- Stored records:
------------------------------------------------------------
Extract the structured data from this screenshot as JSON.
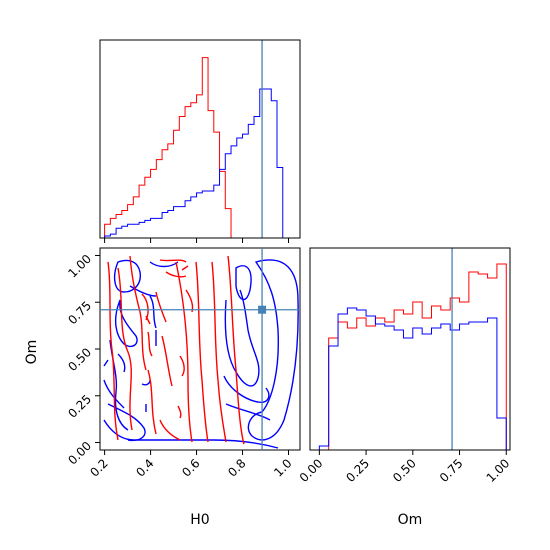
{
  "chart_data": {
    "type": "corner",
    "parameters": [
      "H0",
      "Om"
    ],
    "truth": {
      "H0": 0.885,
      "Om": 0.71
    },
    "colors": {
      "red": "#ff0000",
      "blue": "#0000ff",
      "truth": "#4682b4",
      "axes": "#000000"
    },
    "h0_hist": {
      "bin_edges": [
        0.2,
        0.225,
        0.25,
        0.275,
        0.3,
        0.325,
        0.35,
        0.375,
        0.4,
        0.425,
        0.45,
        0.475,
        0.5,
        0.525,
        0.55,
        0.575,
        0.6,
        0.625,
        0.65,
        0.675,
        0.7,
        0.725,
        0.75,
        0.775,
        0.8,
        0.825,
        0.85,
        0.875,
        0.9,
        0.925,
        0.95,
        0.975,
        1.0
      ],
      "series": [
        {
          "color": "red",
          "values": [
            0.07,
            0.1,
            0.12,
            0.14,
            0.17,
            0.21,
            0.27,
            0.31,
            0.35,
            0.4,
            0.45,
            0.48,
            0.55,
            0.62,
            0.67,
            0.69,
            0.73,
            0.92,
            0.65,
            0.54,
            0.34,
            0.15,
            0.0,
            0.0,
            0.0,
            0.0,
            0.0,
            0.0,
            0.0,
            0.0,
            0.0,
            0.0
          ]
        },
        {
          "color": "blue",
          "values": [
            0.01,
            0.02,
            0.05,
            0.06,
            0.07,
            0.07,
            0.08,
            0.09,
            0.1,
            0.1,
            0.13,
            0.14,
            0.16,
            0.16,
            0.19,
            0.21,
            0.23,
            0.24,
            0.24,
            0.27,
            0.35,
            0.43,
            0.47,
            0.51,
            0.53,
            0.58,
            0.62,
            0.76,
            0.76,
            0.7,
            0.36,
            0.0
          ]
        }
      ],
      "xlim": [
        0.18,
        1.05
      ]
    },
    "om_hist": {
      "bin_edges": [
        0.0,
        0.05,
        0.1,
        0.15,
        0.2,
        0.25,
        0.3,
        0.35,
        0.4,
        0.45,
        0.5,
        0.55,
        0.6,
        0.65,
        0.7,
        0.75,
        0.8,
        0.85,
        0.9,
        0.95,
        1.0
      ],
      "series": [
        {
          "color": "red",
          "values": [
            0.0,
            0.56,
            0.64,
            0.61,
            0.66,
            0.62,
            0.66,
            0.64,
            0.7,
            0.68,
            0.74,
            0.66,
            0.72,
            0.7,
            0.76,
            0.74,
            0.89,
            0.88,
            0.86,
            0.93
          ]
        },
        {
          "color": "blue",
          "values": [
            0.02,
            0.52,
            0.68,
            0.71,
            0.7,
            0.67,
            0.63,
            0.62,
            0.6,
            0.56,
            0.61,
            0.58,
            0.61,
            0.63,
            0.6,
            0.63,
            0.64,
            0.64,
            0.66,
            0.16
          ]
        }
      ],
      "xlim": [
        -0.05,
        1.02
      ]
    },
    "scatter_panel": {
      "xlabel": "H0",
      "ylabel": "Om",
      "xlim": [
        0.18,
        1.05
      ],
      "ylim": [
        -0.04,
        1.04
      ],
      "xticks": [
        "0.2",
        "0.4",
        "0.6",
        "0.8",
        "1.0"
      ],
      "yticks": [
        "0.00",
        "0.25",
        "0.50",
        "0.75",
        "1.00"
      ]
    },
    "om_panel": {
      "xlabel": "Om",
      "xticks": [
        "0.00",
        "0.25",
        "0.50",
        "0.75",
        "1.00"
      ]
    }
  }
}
------------------------------------------------------------
- Goal:
Transcribe every entry above exactly. Omit all pictures.

- Correct output:
Extract the structured data from this screenshot as JSON.
{
  "chart_data": {
    "type": "corner",
    "parameters": [
      "H0",
      "Om"
    ],
    "truth": {
      "H0": 0.885,
      "Om": 0.71
    },
    "colors": {
      "red": "#ff0000",
      "blue": "#0000ff",
      "truth": "#4682b4",
      "axes": "#000000"
    },
    "h0_hist": {
      "bin_edges": [
        0.2,
        0.225,
        0.25,
        0.275,
        0.3,
        0.325,
        0.35,
        0.375,
        0.4,
        0.425,
        0.45,
        0.475,
        0.5,
        0.525,
        0.55,
        0.575,
        0.6,
        0.625,
        0.65,
        0.675,
        0.7,
        0.725,
        0.75,
        0.775,
        0.8,
        0.825,
        0.85,
        0.875,
        0.9,
        0.925,
        0.95,
        0.975,
        1.0
      ],
      "series": [
        {
          "color": "red",
          "values": [
            0.07,
            0.1,
            0.12,
            0.14,
            0.17,
            0.21,
            0.27,
            0.31,
            0.35,
            0.4,
            0.45,
            0.48,
            0.55,
            0.62,
            0.67,
            0.69,
            0.73,
            0.92,
            0.65,
            0.54,
            0.34,
            0.15,
            0.0,
            0.0,
            0.0,
            0.0,
            0.0,
            0.0,
            0.0,
            0.0,
            0.0,
            0.0
          ]
        },
        {
          "color": "blue",
          "values": [
            0.01,
            0.02,
            0.05,
            0.06,
            0.07,
            0.07,
            0.08,
            0.09,
            0.1,
            0.1,
            0.13,
            0.14,
            0.16,
            0.16,
            0.19,
            0.21,
            0.23,
            0.24,
            0.24,
            0.27,
            0.35,
            0.43,
            0.47,
            0.51,
            0.53,
            0.58,
            0.62,
            0.76,
            0.76,
            0.7,
            0.36,
            0.0
          ]
        }
      ],
      "xlim": [
        0.18,
        1.05
      ]
    },
    "om_hist": {
      "bin_edges": [
        0.0,
        0.05,
        0.1,
        0.15,
        0.2,
        0.25,
        0.3,
        0.35,
        0.4,
        0.45,
        0.5,
        0.55,
        0.6,
        0.65,
        0.7,
        0.75,
        0.8,
        0.85,
        0.9,
        0.95,
        1.0
      ],
      "series": [
        {
          "color": "red",
          "values": [
            0.0,
            0.56,
            0.64,
            0.61,
            0.66,
            0.62,
            0.66,
            0.64,
            0.7,
            0.68,
            0.74,
            0.66,
            0.72,
            0.7,
            0.76,
            0.74,
            0.89,
            0.88,
            0.86,
            0.93
          ]
        },
        {
          "color": "blue",
          "values": [
            0.02,
            0.52,
            0.68,
            0.71,
            0.7,
            0.67,
            0.63,
            0.62,
            0.6,
            0.56,
            0.61,
            0.58,
            0.61,
            0.63,
            0.6,
            0.63,
            0.64,
            0.64,
            0.66,
            0.16
          ]
        }
      ],
      "xlim": [
        -0.05,
        1.02
      ]
    },
    "scatter_panel": {
      "xlabel": "H0",
      "ylabel": "Om",
      "xlim": [
        0.18,
        1.05
      ],
      "ylim": [
        -0.04,
        1.04
      ],
      "xticks": [
        "0.2",
        "0.4",
        "0.6",
        "0.8",
        "1.0"
      ],
      "yticks": [
        "0.00",
        "0.25",
        "0.50",
        "0.75",
        "1.00"
      ]
    },
    "om_panel": {
      "xlabel": "Om",
      "xticks": [
        "0.00",
        "0.25",
        "0.50",
        "0.75",
        "1.00"
      ]
    }
  }
}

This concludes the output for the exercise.